**SELECTED TEXT:**
-- start --
You've got a good eye. 

Stonehaus

Always a good sign to see a breeder is a Poodle Club member and an AKC Breeder of Merit. Still no guarantees in life but membership in each requires a higher level of accountability.
Poodle Club of Massachusetts 

Not finding how current this is, but InfoDog is another source that being mentioned in is a positive sign.
InfoDog - The Dog Fancier's Complete Resource for information about AKC Dog Show Events, and Dog Products and Services

OFA listed health testing
Advanced Search | Orthopedic Foundation for Animals | Columbia, MO (ofa.org) 


Dan DS Standard Poodles TN

Show mention
InfoDog - The Dog Fancier's Complete Re... Events, and Dog Products and Services.pdf (netdna-ssl.com)

Advanced Search | Orthopedic Foundation for Animals | Columbia, MO (ofa.org)



D and D Standard Poodles PA

"We are both members of the Poodle Club of the Leigh Valley"

"All of our dogs have AKC titles. We also show in UKC so you will also see UKC titles on most of our dogs as well."

Advanced Search | Orthopedic Foundation for Animals | Columbia, MO (ofa.org)


Astyanax Poodles

Show mention
UKC Top Ten and All-Star Rankings | United Poodle Association 

InfoDog - The Dog Fancier's Complete Resource for information about AKC Dog Show Events, and Dog Products and Services 

Advanced Search | Orthopedic Foundation for Animals | Columbia, MO (ofa.org)


----------



## farleysd (Apr 18, 2011)

I know Ellen from Stonehaus poodles. She bred to my silver boy Quincy many years back. She has also had dealings with my friend Stacey. Everything I have known and have heard about Ellen would allow me to do business with her again


----------



## TerraFirma (12 mo ago)

A Kramer said:


> Not sure why my short list of breeders seems to be so obscure, but after much assessment and evaluation here’s where I’ve landed. I’d appreciate any feedback from people who have experience working with any of these breeders. I don’t find much online about them.
> 
> Stonehaus Standard Poodles (MA)
> Dan DS Standard Poodles (TN)
> ...


I see Becky Arch has handled for both Stonehaus and D&D. If you can synch up with her, perhaps she would be willing to chat with you about the temperament differences of each line to give additional perspective. Beautiful dogs from both. Good luck in your search, and I hope that you share photos when you have a new little boy!


----------



## A Kramer (Sep 27, 2021)

TerraFirma said:


> I see Becky Arch has handled for both Stonehaus and D&D. If you can synch up with her, perhaps she would be willing to chat with you about the temperament differences of each line to give additional perspective. Beautiful dogs from both. Good luck in your search, and I hope that you share photos when you have a new little boy!


Anyone have ideas about how I might reach Becky Arch? I searched for her in several places, and did find a registered handlers directory on AKC but she’s not listed there. Kind of feel like I’ve hit a dead end, but would really like to get her take on the temperaments as I think that’s an excellent idea, thank you. I appreciate any help this group can provide.


----------



## TerraFirma (12 mo ago)

A Kramer said:


> Anyone have ideas about how I might reach Becky Arch? I searched for her in several places, and did find a registered handlers directory on AKC but she’s not listed there. Kind of feel like I’ve hit a dead end, but would really like to get her take on the temperaments as I think that’s an excellent idea, thank you. I appreciate any help this group can provide.


I sent you DM on making connections.


----------
-- end --
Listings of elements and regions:
-- start --
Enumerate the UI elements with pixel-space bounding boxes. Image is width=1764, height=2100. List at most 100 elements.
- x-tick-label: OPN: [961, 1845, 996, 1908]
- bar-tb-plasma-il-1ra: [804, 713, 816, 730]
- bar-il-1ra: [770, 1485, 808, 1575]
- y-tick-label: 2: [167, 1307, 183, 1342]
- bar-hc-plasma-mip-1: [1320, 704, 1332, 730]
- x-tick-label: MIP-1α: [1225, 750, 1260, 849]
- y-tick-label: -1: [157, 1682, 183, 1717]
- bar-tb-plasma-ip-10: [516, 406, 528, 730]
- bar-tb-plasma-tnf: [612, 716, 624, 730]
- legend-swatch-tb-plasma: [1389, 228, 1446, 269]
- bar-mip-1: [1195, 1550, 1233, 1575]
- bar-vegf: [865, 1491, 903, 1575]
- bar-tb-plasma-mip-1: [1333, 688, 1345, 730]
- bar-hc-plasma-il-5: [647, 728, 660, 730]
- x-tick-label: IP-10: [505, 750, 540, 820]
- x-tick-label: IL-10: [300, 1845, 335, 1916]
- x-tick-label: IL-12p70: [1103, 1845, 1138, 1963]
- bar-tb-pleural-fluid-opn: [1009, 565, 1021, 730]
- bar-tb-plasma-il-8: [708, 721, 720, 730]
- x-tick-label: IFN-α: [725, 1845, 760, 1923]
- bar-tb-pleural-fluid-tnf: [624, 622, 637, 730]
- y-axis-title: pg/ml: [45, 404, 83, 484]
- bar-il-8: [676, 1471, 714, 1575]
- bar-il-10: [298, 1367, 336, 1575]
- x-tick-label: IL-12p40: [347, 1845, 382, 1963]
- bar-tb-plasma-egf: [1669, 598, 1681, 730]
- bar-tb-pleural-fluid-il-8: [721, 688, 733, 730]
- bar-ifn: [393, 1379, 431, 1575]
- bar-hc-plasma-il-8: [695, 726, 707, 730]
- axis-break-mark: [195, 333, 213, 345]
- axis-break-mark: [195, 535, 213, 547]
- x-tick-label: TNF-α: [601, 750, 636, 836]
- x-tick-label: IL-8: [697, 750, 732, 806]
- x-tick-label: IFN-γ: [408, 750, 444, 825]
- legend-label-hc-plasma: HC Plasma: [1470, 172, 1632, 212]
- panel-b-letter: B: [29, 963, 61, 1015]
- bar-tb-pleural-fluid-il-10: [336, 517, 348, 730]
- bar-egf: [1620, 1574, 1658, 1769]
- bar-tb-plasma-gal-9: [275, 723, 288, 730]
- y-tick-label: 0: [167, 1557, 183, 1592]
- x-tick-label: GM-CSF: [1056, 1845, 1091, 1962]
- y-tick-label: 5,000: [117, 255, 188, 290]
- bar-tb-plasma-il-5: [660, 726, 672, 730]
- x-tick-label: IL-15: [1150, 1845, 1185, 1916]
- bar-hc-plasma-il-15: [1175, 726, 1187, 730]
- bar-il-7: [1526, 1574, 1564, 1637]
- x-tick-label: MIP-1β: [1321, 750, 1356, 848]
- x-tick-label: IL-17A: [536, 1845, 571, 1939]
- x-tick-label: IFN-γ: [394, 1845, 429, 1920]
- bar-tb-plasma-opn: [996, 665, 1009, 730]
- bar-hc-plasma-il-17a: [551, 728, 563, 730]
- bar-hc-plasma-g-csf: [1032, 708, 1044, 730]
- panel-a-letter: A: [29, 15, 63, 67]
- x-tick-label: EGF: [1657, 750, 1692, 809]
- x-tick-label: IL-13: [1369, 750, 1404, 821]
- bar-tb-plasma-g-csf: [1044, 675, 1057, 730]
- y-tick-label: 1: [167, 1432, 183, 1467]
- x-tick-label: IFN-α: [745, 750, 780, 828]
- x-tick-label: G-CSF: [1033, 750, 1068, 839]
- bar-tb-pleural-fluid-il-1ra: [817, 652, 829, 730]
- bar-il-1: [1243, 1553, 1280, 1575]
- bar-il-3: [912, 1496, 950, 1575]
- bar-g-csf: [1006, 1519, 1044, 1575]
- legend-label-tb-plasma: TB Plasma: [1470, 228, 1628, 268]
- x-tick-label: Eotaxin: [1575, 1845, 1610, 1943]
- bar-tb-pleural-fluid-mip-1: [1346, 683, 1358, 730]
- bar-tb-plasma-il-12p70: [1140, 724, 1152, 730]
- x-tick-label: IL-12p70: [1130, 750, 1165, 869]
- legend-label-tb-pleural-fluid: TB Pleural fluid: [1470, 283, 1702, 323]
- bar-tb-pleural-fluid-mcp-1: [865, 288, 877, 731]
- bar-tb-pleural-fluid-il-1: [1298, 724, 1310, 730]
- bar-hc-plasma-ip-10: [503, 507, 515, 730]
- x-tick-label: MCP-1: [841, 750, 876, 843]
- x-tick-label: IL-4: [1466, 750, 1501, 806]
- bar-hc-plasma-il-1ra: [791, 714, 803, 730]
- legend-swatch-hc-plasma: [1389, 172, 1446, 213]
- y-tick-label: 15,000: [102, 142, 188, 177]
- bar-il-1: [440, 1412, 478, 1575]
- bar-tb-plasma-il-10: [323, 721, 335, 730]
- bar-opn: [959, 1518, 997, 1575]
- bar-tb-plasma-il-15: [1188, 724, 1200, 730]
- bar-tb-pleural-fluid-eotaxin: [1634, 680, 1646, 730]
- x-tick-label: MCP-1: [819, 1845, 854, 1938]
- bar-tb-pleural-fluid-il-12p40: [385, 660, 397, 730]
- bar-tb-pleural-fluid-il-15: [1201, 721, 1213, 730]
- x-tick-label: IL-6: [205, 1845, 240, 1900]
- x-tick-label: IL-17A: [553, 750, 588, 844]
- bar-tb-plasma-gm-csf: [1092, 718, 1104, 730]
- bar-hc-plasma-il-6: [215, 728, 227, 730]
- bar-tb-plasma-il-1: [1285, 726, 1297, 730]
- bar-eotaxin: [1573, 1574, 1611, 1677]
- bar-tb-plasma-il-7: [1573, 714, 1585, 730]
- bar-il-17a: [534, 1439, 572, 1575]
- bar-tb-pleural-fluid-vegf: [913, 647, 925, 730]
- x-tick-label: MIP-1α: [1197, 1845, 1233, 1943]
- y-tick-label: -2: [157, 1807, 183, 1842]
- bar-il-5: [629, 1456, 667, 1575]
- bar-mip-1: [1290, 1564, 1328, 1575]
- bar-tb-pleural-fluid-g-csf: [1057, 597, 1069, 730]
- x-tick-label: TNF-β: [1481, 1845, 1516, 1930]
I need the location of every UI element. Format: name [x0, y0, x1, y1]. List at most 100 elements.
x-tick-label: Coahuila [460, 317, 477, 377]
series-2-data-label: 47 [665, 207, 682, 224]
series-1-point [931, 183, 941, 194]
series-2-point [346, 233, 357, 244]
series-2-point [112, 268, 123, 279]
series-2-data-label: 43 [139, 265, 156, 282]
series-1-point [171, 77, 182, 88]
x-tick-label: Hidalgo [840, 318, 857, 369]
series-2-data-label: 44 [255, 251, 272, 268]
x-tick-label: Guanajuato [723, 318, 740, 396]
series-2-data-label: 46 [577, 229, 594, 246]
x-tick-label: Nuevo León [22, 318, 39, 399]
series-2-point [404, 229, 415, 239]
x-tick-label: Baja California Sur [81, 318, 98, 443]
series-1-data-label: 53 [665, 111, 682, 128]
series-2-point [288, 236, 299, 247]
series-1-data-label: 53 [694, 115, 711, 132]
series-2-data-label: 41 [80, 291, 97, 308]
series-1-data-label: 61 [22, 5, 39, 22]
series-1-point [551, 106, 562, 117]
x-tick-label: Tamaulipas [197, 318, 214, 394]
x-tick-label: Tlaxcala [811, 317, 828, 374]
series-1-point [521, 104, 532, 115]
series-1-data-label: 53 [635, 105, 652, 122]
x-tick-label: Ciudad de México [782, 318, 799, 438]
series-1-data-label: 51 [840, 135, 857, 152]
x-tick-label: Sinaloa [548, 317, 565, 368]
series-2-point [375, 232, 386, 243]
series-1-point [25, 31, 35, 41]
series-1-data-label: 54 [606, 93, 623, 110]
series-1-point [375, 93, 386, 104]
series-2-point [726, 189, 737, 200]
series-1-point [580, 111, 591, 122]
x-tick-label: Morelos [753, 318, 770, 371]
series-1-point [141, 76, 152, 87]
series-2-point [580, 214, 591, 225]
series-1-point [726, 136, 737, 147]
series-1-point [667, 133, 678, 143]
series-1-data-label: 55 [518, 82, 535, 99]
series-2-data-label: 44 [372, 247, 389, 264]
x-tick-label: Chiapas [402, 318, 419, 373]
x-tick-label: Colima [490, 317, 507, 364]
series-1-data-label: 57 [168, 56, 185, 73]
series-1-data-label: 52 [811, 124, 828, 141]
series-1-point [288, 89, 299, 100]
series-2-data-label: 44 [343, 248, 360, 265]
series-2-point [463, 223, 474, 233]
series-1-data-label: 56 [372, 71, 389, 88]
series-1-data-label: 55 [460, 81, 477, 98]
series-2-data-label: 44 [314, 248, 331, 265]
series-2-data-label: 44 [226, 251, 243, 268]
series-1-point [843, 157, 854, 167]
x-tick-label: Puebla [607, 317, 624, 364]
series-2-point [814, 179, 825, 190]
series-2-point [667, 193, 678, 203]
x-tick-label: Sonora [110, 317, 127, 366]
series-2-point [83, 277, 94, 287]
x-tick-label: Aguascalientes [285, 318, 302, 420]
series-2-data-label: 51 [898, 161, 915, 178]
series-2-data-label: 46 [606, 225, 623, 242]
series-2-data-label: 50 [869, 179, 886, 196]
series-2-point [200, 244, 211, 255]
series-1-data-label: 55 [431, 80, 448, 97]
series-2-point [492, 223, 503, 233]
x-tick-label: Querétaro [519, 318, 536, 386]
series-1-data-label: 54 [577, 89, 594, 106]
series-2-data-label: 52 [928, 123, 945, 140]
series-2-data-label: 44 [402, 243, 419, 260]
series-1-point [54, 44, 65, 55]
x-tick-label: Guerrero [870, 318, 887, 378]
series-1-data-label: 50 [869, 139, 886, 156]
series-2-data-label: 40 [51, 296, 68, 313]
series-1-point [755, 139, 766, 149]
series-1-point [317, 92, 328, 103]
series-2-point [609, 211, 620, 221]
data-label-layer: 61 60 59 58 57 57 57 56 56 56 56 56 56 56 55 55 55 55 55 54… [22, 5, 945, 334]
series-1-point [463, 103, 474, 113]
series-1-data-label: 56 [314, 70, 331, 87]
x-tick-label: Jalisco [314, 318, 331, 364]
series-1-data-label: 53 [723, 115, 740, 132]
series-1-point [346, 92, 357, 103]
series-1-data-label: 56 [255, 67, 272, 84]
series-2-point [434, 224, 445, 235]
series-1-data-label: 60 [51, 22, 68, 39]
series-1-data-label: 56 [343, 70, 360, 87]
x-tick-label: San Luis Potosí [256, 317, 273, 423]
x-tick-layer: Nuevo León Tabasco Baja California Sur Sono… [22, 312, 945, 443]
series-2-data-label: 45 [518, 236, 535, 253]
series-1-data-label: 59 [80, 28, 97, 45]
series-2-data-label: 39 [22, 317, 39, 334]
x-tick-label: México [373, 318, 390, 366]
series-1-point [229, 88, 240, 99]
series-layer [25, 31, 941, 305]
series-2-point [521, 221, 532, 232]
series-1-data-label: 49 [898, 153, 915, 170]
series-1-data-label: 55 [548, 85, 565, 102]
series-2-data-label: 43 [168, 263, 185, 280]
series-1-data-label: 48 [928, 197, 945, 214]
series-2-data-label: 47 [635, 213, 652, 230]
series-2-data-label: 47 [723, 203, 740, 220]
-- end --
**PROBLEMS:**
a: Answer these questions about the poodle breeder thread:
(i) Which two affiliations of a breeder does the opening post call a good sign?
(ii) What was the name of the silver dog that Ellen from Stonehaus bred to, according to farleysd?
(iii) Where did A Kramer look for Becky Arch without finding her listed?
b: According to the poodle breeder thread, why is it a good sign when a breeder is a Poodle Club member and an AKC Breeder of Merit?
c: Print the portion of the poodle breeder thread between "Always a good" and "and Services.pdf (netdna-ssl.com)", inclusive.

**WRITTEN ANSWERS:**
a:
(i) Being a Poodle Club member and an AKC Breeder of Merit.
(ii) Quincy.
(iii) A registered handlers directory on AKC.

b: Membership in each requires a higher level of accountability. The thread adds that this still offers no guarantees.

c:
Always a good sign to see a breeder is a Poodle Club member and an AKC Breeder of Merit. Still no guarantees in life but membership in each requires a higher level of accountability.
Poodle Club of Massachusetts 

Not finding how current this is, but InfoDog is another source that being mentioned in is a positive sign.
InfoDog - The Dog Fancier's Complete Resource for information about AKC Dog Show Events, and Dog Products and Services

OFA listed health testing
Advanced Search | Orthopedic Foundation for Animals | Columbia, MO (ofa.org) 


Dan DS Standard Poodles TN

Show mention
InfoDog - The Dog Fancier's Complete Re... Events, and Dog Products and Services.pdf (netdna-ssl.com)